▶ [PROMPT 1]:
Answer these from the readdir discussion, one line per answer, labeled to match:
(a) What kind of tree does ntfs use?
(b) Which edition of the standard is quoted?
(c) On implementations supporting which extension are seekdir() and telldir() required?
▶ [PROMPT 2]: Return the stretch of the readdir discussion from "Why should f_pos" through "that at all...", copied word for word.
▶ [PROMPT 3]: Extend the discussion of readdir, telldir and seekdir by writing what comes next after its last sentence.

▶ [PROVIDED PASSAGE]:
Why should f_pos be the dirent structure?!? That would be completely
insane...
I disagree. readdir() is a completely brain damaged interface and it is
not fair game to assume that at all...
Only if they are written badly! Also it depends what you mean by break.
For example "while (i = readdir); do rm i; done" would not break, it would
simply miss some files. It would not produce an error.
If it were properly written when it is finished it would check if there
are still things to delete and start again if so and keep looping until
there are none left.
Anything else _cannot_ work unless opendir() results in a read_lock on the
directory and it is only unlocked on close. Nothing else is sane and will
result in a trivial DOS by any user on the system where a fs has to play
tricks.
Sorry what do you mean? They will and can work fine. You use telldir to
give you and offset (f_pos) and seekdir puts the offset into f_pos.
Nothing more nothing less. If you have removed files or added files in
between two readdir calls (irrelevant whether you used seek/telldir) the
f_pos will just now point in the wrong place and you will get some entries
duplicated or you will miss some because you did not rewind back to 0
after the change and because the directory was not locked against
modifications.
Yes, ntfs uses a B tree.
Er, have you read it? To quote from "IEEE Std 1003.1, 2004 Edition",
seekdir, from the informative "rationale" section:
<quote>
The original standard developers perceived that there were restrictions on
the use of the seekdir() and telldir() functions related to implementation
details, and for that reason these functions need not be supported on all
POSIX-conforming systems. They are required on implementations supporting
the XSI extension.
One of the perceived problems of implementation is that returning to a
given point in a directory is quite difficult to describe formally, in
spite of its intuitive appeal, when systems that use B-trees, hashing
functions, or other similar mechanisms to order their directories are
considered. The definition of seekdir() and telldir() does not specify
whether, when using these interfaces, a given directory entry will be seen
at all, or more than once.

▶ [ENTRIES PROVIDED]:
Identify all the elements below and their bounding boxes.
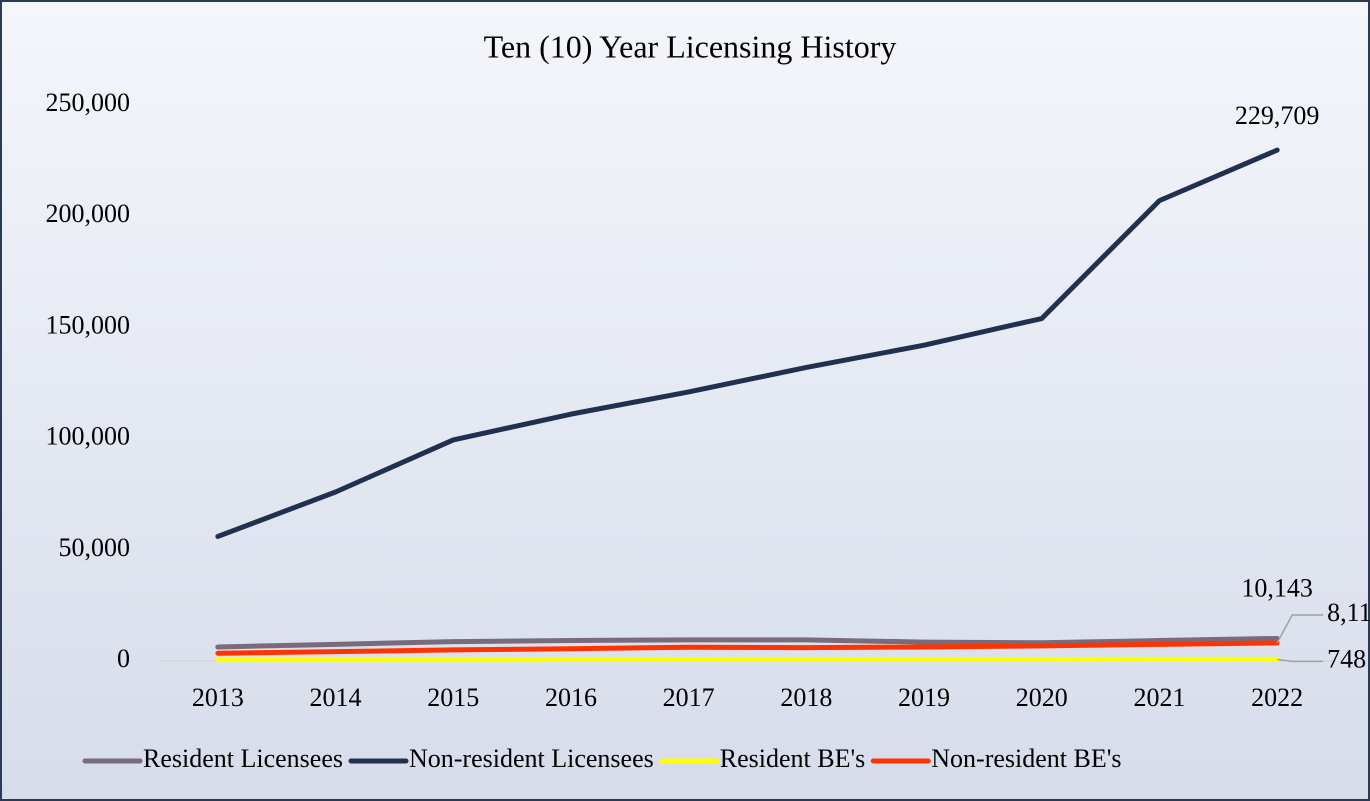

==

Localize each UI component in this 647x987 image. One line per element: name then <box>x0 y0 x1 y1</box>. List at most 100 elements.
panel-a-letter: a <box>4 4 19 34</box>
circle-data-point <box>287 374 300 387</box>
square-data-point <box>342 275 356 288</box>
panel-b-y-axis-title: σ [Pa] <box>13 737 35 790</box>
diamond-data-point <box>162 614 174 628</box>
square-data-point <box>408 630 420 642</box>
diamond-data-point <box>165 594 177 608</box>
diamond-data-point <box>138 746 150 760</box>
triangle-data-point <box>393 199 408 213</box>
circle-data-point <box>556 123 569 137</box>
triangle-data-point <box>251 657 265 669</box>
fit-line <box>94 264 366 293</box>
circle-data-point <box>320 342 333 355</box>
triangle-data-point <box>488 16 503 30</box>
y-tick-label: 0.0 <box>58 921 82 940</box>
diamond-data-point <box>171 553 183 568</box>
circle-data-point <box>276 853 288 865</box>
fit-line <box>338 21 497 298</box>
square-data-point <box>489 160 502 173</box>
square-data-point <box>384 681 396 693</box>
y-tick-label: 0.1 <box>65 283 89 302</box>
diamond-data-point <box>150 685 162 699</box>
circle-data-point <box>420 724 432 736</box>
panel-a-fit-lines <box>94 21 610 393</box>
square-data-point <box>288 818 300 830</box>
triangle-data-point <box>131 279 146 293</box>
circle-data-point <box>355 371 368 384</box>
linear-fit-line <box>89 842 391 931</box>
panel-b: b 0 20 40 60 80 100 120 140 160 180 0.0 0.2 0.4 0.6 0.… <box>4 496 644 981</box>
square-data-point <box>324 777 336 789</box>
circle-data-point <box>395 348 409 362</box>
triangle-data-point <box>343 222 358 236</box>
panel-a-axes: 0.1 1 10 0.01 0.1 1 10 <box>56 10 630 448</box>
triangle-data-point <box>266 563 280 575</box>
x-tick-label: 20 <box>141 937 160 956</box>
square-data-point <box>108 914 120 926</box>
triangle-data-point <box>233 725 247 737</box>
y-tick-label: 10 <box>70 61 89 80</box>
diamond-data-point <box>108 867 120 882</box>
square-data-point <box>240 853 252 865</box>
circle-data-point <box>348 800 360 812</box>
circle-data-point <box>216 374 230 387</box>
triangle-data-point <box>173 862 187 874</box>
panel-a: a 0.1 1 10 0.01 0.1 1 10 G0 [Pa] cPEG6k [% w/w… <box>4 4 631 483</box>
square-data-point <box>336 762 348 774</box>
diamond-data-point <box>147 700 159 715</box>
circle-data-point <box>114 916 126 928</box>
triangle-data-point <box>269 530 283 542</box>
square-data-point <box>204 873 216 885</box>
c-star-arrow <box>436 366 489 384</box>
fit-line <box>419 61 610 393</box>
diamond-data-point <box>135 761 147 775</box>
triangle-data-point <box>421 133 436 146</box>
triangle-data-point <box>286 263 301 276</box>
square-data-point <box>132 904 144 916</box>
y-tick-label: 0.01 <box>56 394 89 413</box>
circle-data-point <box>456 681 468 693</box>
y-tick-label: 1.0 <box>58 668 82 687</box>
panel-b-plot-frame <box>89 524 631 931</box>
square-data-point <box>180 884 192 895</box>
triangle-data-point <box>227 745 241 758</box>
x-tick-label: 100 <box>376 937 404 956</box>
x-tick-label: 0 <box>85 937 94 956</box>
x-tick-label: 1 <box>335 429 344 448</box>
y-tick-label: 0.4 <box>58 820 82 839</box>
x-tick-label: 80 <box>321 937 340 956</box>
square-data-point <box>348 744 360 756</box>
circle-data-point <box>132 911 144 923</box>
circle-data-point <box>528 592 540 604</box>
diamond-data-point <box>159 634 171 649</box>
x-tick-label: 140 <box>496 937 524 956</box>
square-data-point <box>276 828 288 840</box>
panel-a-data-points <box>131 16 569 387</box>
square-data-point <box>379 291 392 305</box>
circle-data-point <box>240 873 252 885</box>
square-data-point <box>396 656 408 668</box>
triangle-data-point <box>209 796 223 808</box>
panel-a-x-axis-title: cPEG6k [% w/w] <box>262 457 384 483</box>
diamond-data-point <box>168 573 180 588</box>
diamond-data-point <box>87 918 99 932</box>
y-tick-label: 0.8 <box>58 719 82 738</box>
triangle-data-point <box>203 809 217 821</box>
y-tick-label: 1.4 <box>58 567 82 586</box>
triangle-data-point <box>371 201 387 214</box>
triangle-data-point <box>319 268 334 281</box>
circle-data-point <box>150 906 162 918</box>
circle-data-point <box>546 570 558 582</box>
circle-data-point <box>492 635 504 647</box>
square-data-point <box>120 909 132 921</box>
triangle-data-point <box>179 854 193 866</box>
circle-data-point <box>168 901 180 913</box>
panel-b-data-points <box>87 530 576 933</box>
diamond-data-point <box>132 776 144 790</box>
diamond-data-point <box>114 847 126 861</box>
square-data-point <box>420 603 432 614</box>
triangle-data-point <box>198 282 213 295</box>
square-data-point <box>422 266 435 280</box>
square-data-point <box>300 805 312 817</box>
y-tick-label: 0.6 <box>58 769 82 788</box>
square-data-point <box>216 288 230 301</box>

---

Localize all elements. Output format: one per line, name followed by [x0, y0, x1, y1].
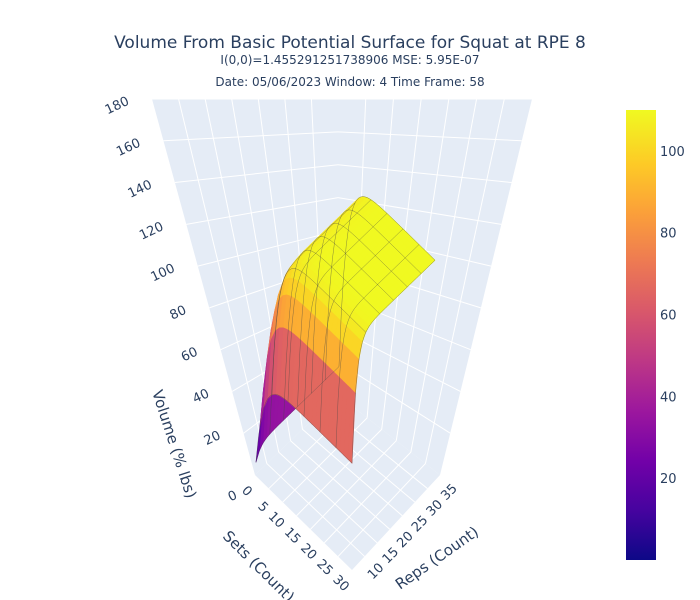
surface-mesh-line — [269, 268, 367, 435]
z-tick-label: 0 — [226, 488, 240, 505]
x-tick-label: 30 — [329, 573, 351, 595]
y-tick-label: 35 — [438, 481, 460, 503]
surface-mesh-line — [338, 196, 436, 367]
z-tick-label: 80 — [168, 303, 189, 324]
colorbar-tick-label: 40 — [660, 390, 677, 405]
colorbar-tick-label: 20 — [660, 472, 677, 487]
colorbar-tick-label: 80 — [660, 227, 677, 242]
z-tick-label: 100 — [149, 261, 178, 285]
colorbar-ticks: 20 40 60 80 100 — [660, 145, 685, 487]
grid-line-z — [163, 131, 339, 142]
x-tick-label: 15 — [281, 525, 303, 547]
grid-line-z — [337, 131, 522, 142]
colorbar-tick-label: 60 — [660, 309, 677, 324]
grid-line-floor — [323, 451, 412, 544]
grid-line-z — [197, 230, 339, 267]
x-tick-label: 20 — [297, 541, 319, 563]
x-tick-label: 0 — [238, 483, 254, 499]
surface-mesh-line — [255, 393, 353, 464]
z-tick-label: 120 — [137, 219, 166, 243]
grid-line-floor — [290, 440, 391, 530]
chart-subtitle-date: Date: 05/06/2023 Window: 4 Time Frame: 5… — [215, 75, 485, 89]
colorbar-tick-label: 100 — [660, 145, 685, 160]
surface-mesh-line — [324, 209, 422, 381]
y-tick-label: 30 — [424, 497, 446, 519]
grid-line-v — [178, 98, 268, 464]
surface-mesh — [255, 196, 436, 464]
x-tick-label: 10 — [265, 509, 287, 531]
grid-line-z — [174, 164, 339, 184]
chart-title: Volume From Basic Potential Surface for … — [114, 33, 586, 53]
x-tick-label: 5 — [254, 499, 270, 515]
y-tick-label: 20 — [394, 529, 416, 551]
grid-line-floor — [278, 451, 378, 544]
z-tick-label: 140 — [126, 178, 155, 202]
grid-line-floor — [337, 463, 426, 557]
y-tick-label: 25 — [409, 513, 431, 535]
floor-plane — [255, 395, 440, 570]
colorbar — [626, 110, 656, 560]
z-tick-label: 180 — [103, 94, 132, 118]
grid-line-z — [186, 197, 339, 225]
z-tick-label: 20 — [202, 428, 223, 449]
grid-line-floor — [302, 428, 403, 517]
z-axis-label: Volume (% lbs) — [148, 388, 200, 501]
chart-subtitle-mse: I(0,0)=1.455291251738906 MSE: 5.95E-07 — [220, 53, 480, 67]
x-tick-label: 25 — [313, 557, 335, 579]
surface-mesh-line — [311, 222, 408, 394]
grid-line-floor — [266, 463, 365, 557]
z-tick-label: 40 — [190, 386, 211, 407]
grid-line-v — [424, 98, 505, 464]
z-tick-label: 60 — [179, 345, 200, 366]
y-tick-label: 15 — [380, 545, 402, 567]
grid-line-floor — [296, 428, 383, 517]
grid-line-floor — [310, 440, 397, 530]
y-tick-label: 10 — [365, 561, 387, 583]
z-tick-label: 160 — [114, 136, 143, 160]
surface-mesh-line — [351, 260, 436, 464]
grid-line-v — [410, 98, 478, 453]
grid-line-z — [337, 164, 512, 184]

▶ [EXERCISE ANSWER 1]:
(a) A B tree.
(b) IEEE Std 1003.1, 2004 Edition.
(c) The XSI extension.

▶ [EXERCISE ANSWER 2]:
Why should f_pos be the dirent structure?!? That would be completely
insane...
I disagree. readdir() is a completely brain damaged interface and it is
not fair game to assume that at all...

▶ [EXERCISE ANSWER 3]:
On systems not supporting these functions, their capability can sometimes
be accomplished by saving a filename found by readdir() and later using
rewinddir() and a loop on readdir() to relocate the position from which
the filename was saved.
</quote>
Thus any application relying on f_pos in a directory to be meaningful is
broken by design and even POSIX says so. Heck seek/telldir is not even
required in POSIX unless you implement he XSI extension (I admit I have
no idea what XSI is)! (It says so above...)
So any user can cause DOS/OOM by doing a: "while 1; do opendir();
readdir(); done" on a really big directory (note how I am never closing
the directory)... What a fantastic filesystem that is! All the sheep are
jumping off the bridge, lets jump, too! I think not...
I still disagree. The standards are broken if they require that from
readdir(). Obviously at least someone understands given the seekdir()
description.
seekdir()/telldir() are no problem as they are meaningless and POSIX
agrees.
readdir() is the problem. It is _impossible_ to do what POSIX demands
using readdir without some form of lock to say "directory cannot be
modified". Or if not a lock then a snapshot. That is exactly what it is
asking for! I guess that would be the only way to support it. Snapshot
the directory and internally queue all modifications or apply them using
COW. But the problem even then is hwo do you know when the user has
finished calling readdir(). There is no guarantee they will keep going
till EOD is reached. There is not even any guarantee the user will close
the directory they opened. Again, this would be a DOS and cause OOM in no
time on a huge directory.
Maybe I am missing something... How would you suggest to work around the
above described problems?
Best regards,
Anton
--
Anton Altaparmakov <aia21 at cam.ac.uk> (replace at with @)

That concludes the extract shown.